> **TEXTAUSZUG**

■ ■ ■ ■ ■ ■ ■

Die untere Ausstellungsebene wird von einem der typischen Farbgüsse Rainer Splitts beherrscht. Hochglänzendes, selbsthärtendes Polyurethan, mit grauem Pigment eingefärbt, wurde sehr behutsam an der Wand entlang ausgegossen, so dass sich eine exakte Linie bildet. Die Farbe scheint sich von dieser geraden Linie aus wie unter der Wand hindurch regelrecht in den Raum hineinzufressen. Sie bedeckt einen großen Teil des Bodens, betont aber auch die begrenzende Wand, zu der sie gleichzeitig eine unüberwindliche Distanz schafft. Der Blick wird zur leeren Wand geleitet, bis er schließlich ganz unten am Boden fündig wird, in dem sich genau diese Wand spiegelt. Die Wand stellt nichts aus, sie wird ausgestellt. Gleichwohl verändert sich das Bild je nach der Position des Besuchers und je nach Tageszeit und Lichteinfall. Einmal spiegeln sich der Raum und die Oberlichter, dann wieder der Betrachter selbst, oder die Fläche liegt im Schatten, dunkel und unergründlich. Durch die farbliche Anpassung an das Grau des Estrichs liegt die Assoziation einer Wasser- oder Öllache nahe – dagegen spricht aber wiederum der seltsam zerklüftet auslappende Rand. Allein dieses Detail lässt bei der Betrachtung auf eine zähe, langsam fließende Masse schließen. In der Erstarrung hat sich die Langsamkeit des Fließens unmittelbar eingeprägt, so dass man nicht ganz sicher sein kann, ob sich diese Farbzungen nicht doch unmerklich und unaufhaltsam weiter vorschieben werden.

■ ■ ■ ■ ■ ■ ■

> **DATENZEILEN**
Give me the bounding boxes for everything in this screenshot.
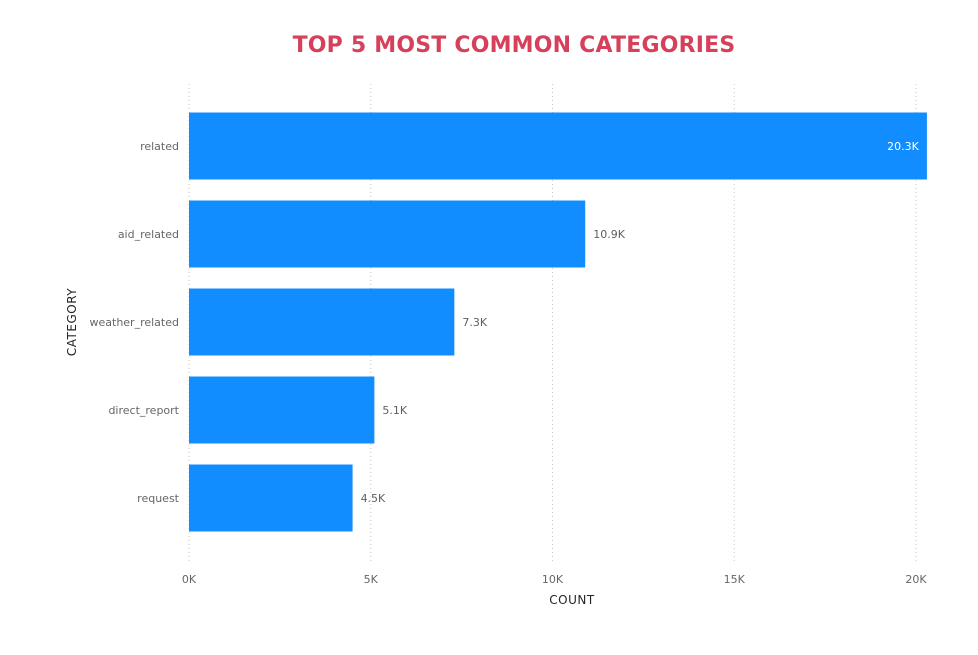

■ ■ ■ ■ ■ ■ ■

> **AUFGABEN**
(1) Womit wurde das Polyurethan laut dem Textauszug eingefärbt?
(2) Fasse bitte den Absatz „Die untere Ausstellungsebene wird von einem der typischen Farbgüsse“ im Textauszug als knappe Liste zusammen, ohne die wichtigsten Fakten wegzulassen.
Für die Bearbeitung braucht man die Datenzeilen nicht.

> **LÖSUNGEN**
(1) Mit grauem Pigment.

(2)
- Die untere Ausstellungsebene wird von einem typischen Farbguss Rainer Splitts beherrscht.
- Hochglänzendes, selbsthärtendes, grau pigmentiertes Polyurethan wurde behutsam an der Wand entlang ausgegossen, sodass eine exakte Linie entsteht.
- Die Farbe bedeckt einen großen Teil des Bodens, betont die Wand und schafft zugleich eine unüberwindliche Distanz zu ihr.
- In der Fläche spiegelt sich die leere Wand: Sie stellt nichts aus, sie wird ausgestellt.
- Je nach Position des Besuchers, Tageszeit und Lichteinfall spiegeln sich der Raum und die Oberlichter oder der Betrachter selbst, oder die Fläche liegt dunkel im Schatten.
- Das an den Estrich angepasste Grau erinnert an eine Wasser- oder Öllache, der zerklüftet auslappende Rand deutet aber auf eine zähe, langsam fließende Masse hin.
- In der Erstarrung ist die Langsamkeit des Fließens eingeprägt, sodass unsicher bleibt, ob sich die Farbzungen nicht weiter vorschieben.